TASK DIRECTIONS: Identify every line in the records below that contains the word "sectors", and copy each of those lines.

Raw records
===============
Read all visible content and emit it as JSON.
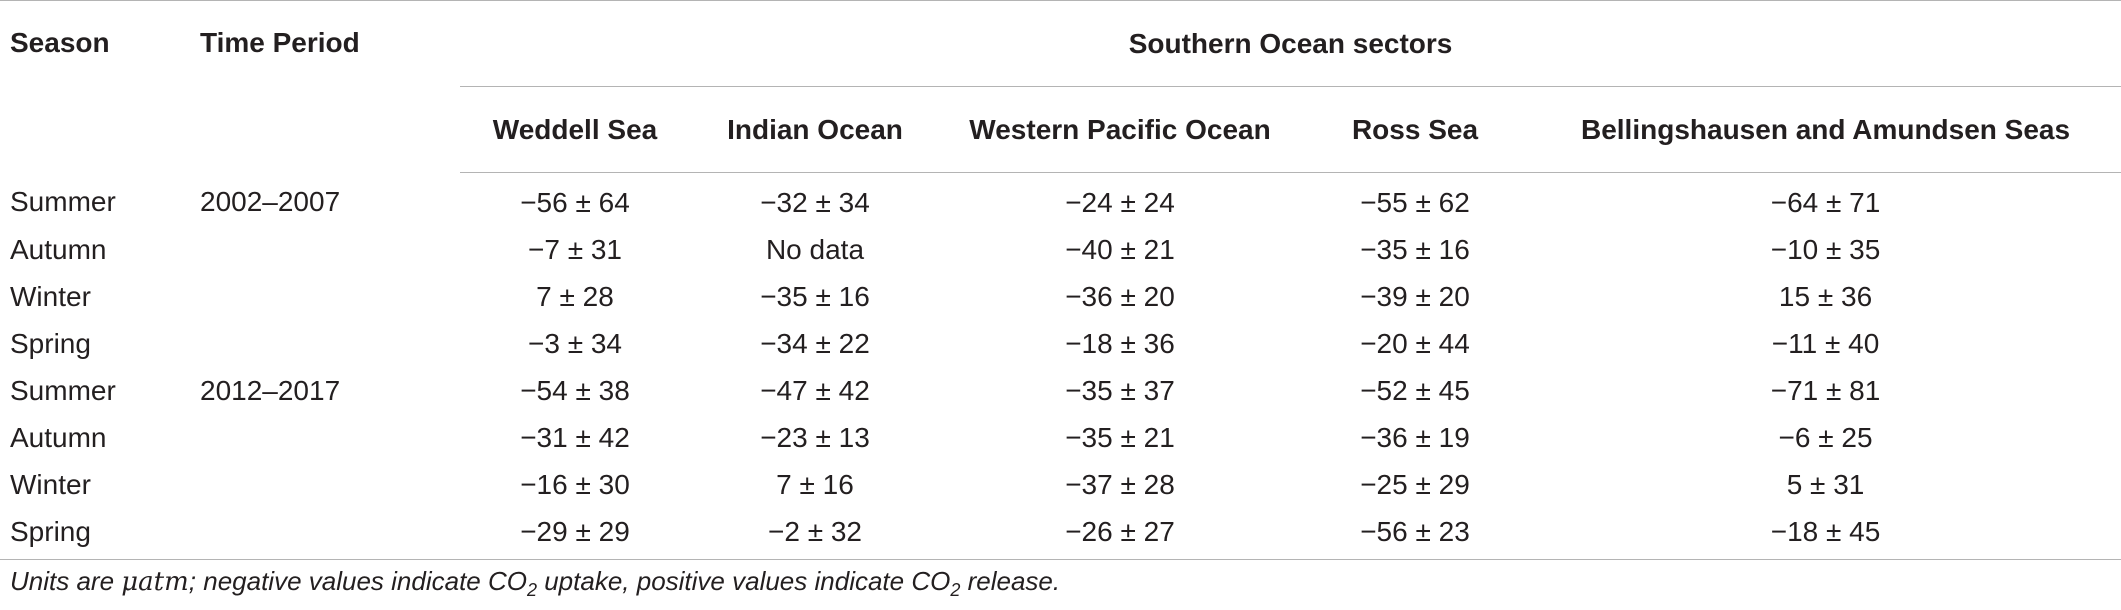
{
  "table": {
    "headers": {
      "season": "Season",
      "time_period": "Time Period",
      "sectors_group": "Southern Ocean sectors",
      "sectors": [
        "Weddell Sea",
        "Indian Ocean",
        "Western Pacific Ocean",
        "Ross Sea",
        "Bellingshausen and Amundsen Seas"
      ]
    },
    "rows": [
      {
        "season": "Summer",
        "period": "2002–2007",
        "values": [
          "−56 ± 64",
          "−32 ± 34",
          "−24 ± 24",
          "−55 ± 62",
          "−64 ± 71"
        ]
      },
      {
        "season": "Autumn",
        "period": "",
        "values": [
          "−7 ± 31",
          "No data",
          "−40 ± 21",
          "−35 ± 16",
          "−10 ± 35"
        ]
      },
      {
        "season": "Winter",
        "period": "",
        "values": [
          "7 ± 28",
          "−35 ± 16",
          "−36 ± 20",
          "−39 ± 20",
          "15 ± 36"
        ]
      },
      {
        "season": "Spring",
        "period": "",
        "values": [
          "−3 ± 34",
          "−34 ± 22",
          "−18 ± 36",
          "−20 ± 44",
          "−11 ± 40"
        ]
      },
      {
        "season": "Summer",
        "period": "2012–2017",
        "values": [
          "−54 ± 38",
          "−47 ± 42",
          "−35 ± 37",
          "−52 ± 45",
          "−71 ± 81"
        ]
      },
      {
        "season": "Autumn",
        "period": "",
        "values": [
          "−31 ± 42",
          "−23 ± 13",
          "−35 ± 21",
          "−36 ± 19",
          "−6 ± 25"
        ]
      },
      {
        "season": "Winter",
        "period": "",
        "values": [
          "−16 ± 30",
          "7 ± 16",
          "−37 ± 28",
          "−25 ± 29",
          "5 ± 31"
        ]
      },
      {
        "season": "Spring",
        "period": "",
        "values": [
          "−29 ± 29",
          "−2 ± 32",
          "−26 ± 27",
          "−56 ± 23",
          "−18 ± 45"
        ]
      }
    ]
  },
  "footnote": {
    "part1": "Units are ",
    "unit": "μatm",
    "part2": "; negative values indicate CO",
    "sub1": "2",
    "part3": " uptake, positive values indicate CO",
    "sub2": "2",
    "part4": " release."
  }
}
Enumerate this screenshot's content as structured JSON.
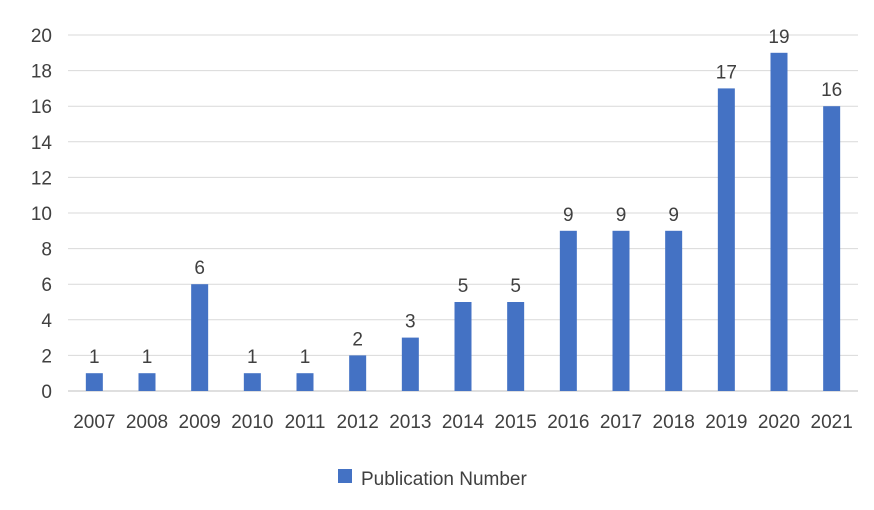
===============
RESPONSE BELOW:
      "sectors_group": "Southern Ocean sectors",
      "sectors": [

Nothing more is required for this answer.